____ Stored data

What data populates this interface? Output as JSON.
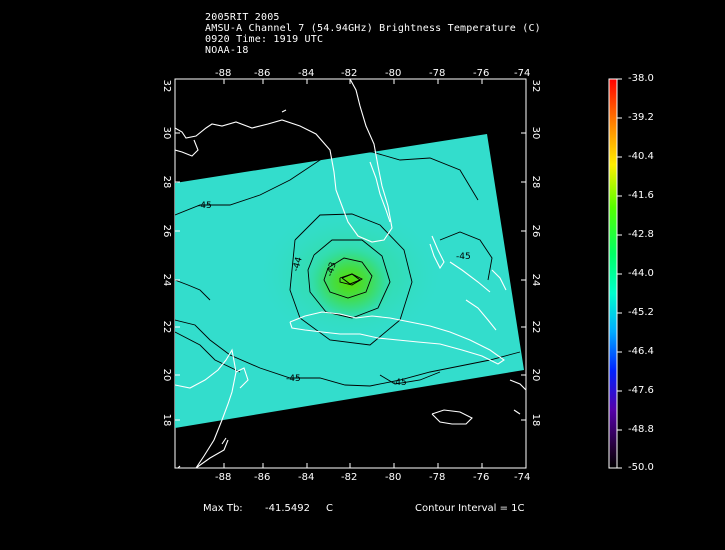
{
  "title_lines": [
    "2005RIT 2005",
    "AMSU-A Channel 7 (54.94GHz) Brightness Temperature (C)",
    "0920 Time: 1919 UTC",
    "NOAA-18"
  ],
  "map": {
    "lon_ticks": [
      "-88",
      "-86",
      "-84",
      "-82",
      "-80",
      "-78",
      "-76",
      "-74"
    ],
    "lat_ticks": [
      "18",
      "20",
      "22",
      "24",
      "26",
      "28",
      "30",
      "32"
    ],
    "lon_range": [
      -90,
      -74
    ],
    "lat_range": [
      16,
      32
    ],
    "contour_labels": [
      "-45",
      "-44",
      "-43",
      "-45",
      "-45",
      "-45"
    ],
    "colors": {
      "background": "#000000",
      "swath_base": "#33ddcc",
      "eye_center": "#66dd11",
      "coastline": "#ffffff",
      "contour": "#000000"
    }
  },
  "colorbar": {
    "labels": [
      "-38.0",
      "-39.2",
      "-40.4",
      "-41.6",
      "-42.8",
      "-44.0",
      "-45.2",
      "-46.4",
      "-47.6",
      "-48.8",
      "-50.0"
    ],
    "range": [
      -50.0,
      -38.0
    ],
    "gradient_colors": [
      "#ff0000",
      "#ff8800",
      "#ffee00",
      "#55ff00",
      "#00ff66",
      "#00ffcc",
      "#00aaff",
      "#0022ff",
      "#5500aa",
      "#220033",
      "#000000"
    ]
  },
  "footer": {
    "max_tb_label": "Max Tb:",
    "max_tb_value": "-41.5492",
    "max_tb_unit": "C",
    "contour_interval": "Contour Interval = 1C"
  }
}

________

Given task - Repeat each entry precisely as it appears. Leave the pictures out.

Answer -
What data populates this interface? Output as JSON.
{
  "title_lines": [
    "2005RIT 2005",
    "AMSU-A Channel 7 (54.94GHz) Brightness Temperature (C)",
    "0920 Time: 1919 UTC",
    "NOAA-18"
  ],
  "map": {
    "lon_ticks": [
      "-88",
      "-86",
      "-84",
      "-82",
      "-80",
      "-78",
      "-76",
      "-74"
    ],
    "lat_ticks": [
      "18",
      "20",
      "22",
      "24",
      "26",
      "28",
      "30",
      "32"
    ],
    "lon_range": [
      -90,
      -74
    ],
    "lat_range": [
      16,
      32
    ],
    "contour_labels": [
      "-45",
      "-44",
      "-43",
      "-45",
      "-45",
      "-45"
    ],
    "colors": {
      "background": "#000000",
      "swath_base": "#33ddcc",
      "eye_center": "#66dd11",
      "coastline": "#ffffff",
      "contour": "#000000"
    }
  },
  "colorbar": {
    "labels": [
      "-38.0",
      "-39.2",
      "-40.4",
      "-41.6",
      "-42.8",
      "-44.0",
      "-45.2",
      "-46.4",
      "-47.6",
      "-48.8",
      "-50.0"
    ],
    "range": [
      -50.0,
      -38.0
    ],
    "gradient_colors": [
      "#ff0000",
      "#ff8800",
      "#ffee00",
      "#55ff00",
      "#00ff66",
      "#00ffcc",
      "#00aaff",
      "#0022ff",
      "#5500aa",
      "#220033",
      "#000000"
    ]
  },
  "footer": {
    "max_tb_label": "Max Tb:",
    "max_tb_value": "-41.5492",
    "max_tb_unit": "C",
    "contour_interval": "Contour Interval = 1C"
  }
}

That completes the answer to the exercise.